Chart and figure data:
— BEGIN —

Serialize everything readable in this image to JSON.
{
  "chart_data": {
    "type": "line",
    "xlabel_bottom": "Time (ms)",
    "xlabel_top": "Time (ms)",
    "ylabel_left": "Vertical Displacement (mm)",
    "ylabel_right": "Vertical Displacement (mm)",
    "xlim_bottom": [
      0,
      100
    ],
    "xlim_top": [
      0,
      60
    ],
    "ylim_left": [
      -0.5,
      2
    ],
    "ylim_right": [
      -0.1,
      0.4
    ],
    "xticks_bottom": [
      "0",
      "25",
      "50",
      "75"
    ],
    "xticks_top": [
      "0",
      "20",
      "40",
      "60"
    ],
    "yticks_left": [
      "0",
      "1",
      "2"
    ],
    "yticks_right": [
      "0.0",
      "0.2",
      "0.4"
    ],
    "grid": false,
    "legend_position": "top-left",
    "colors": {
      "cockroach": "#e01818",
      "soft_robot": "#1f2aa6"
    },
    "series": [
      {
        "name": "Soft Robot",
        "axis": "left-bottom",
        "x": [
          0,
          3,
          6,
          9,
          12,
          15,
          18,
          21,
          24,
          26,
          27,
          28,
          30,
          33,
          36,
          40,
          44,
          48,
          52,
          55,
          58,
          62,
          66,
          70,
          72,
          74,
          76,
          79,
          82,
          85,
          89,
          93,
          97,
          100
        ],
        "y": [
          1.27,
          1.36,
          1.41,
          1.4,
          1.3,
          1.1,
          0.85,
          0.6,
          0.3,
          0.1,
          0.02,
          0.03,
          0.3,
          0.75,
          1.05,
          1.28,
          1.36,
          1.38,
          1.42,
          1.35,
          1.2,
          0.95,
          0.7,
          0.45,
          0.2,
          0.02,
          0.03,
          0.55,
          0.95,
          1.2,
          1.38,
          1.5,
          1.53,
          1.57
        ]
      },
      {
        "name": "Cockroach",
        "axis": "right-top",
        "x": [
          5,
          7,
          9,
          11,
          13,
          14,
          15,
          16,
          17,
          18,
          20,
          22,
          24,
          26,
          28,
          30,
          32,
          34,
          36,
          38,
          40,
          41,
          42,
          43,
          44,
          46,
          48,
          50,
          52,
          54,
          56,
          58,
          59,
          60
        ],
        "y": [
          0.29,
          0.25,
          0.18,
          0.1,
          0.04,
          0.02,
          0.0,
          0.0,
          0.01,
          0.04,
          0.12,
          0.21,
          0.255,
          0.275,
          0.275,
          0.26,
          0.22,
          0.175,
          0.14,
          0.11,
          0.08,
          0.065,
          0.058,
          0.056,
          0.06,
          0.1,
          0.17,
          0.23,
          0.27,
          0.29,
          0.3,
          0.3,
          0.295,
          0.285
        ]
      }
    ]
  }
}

— END —
— BEGIN —

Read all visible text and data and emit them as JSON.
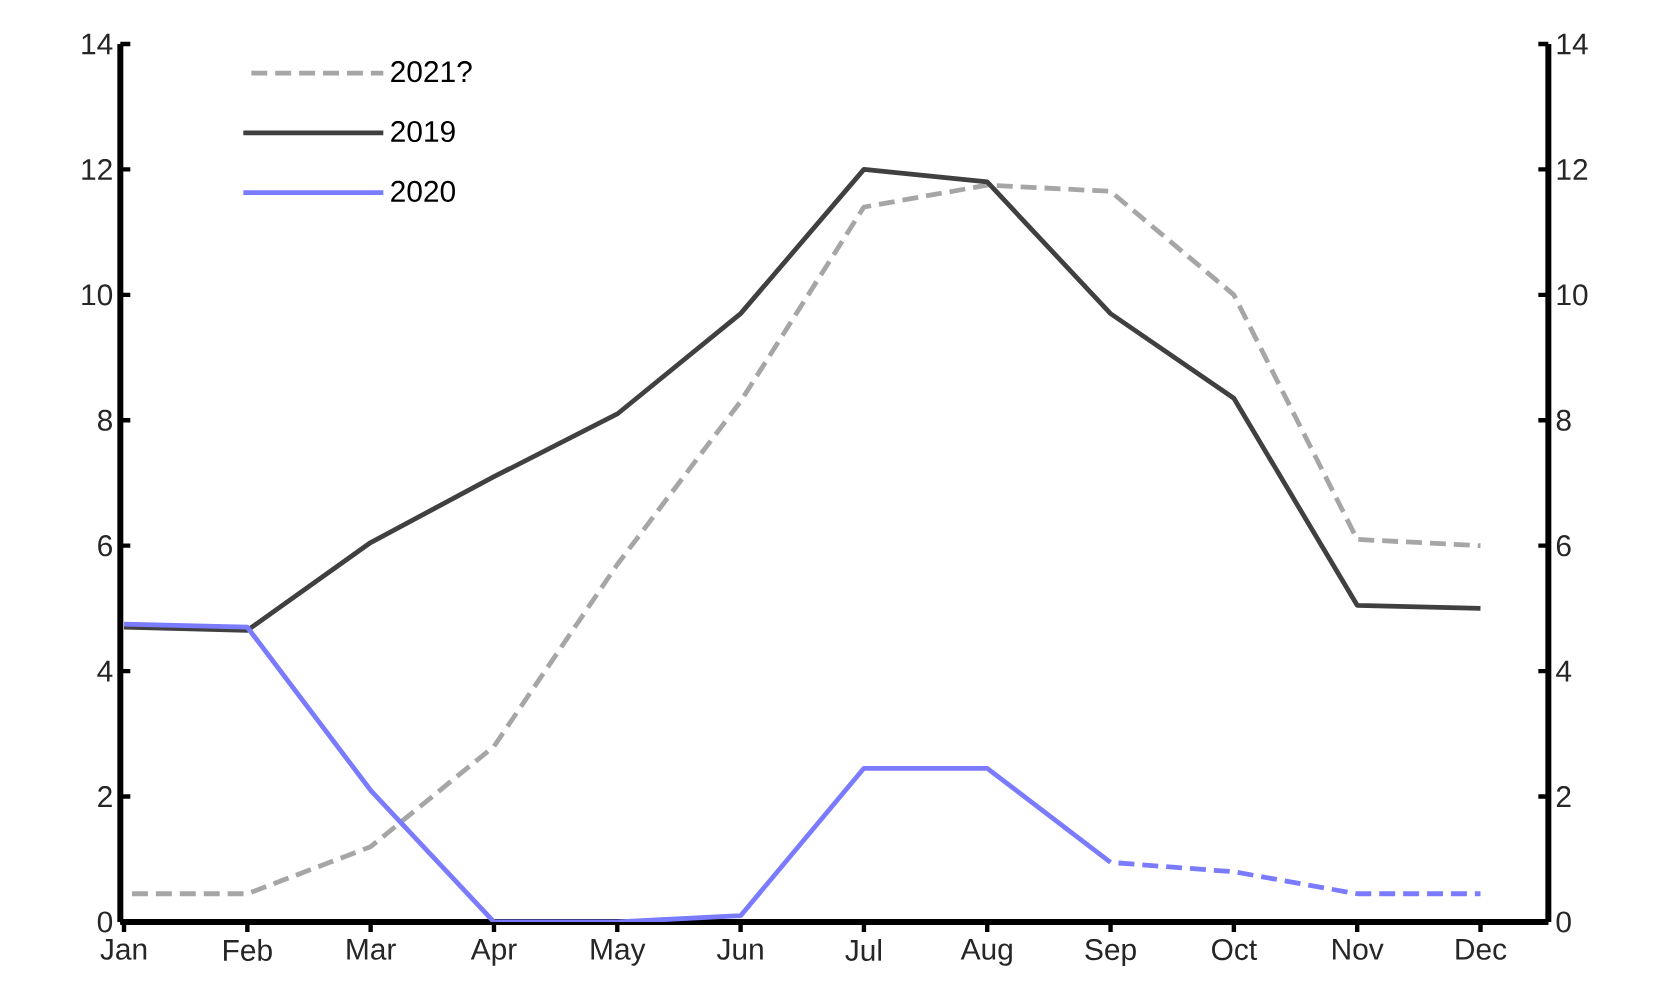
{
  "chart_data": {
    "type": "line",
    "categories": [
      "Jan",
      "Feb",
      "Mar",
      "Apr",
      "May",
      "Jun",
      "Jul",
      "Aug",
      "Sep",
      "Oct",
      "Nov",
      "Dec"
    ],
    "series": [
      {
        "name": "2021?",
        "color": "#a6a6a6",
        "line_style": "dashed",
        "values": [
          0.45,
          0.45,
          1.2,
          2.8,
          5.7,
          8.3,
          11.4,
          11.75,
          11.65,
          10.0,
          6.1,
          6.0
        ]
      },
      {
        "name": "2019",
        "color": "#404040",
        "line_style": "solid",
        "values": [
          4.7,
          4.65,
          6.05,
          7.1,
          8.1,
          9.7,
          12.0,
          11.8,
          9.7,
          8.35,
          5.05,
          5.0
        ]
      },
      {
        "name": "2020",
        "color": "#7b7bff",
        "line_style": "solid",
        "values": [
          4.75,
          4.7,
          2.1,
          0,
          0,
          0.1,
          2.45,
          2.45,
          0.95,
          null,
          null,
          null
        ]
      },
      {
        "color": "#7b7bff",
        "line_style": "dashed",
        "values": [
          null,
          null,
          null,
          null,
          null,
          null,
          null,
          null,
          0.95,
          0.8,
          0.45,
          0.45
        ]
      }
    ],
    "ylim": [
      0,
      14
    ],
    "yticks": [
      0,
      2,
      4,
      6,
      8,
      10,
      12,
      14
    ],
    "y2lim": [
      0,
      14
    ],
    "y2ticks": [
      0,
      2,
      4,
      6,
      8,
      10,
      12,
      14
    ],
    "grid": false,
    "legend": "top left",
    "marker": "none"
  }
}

— END —

What you have to do:
Copy all lines of the material above where the string "Vertical" occurs.

Full output:
    "ylabel_left": "Vertical Displacement (mm)",
    "ylabel_right": "Vertical Displacement (mm)",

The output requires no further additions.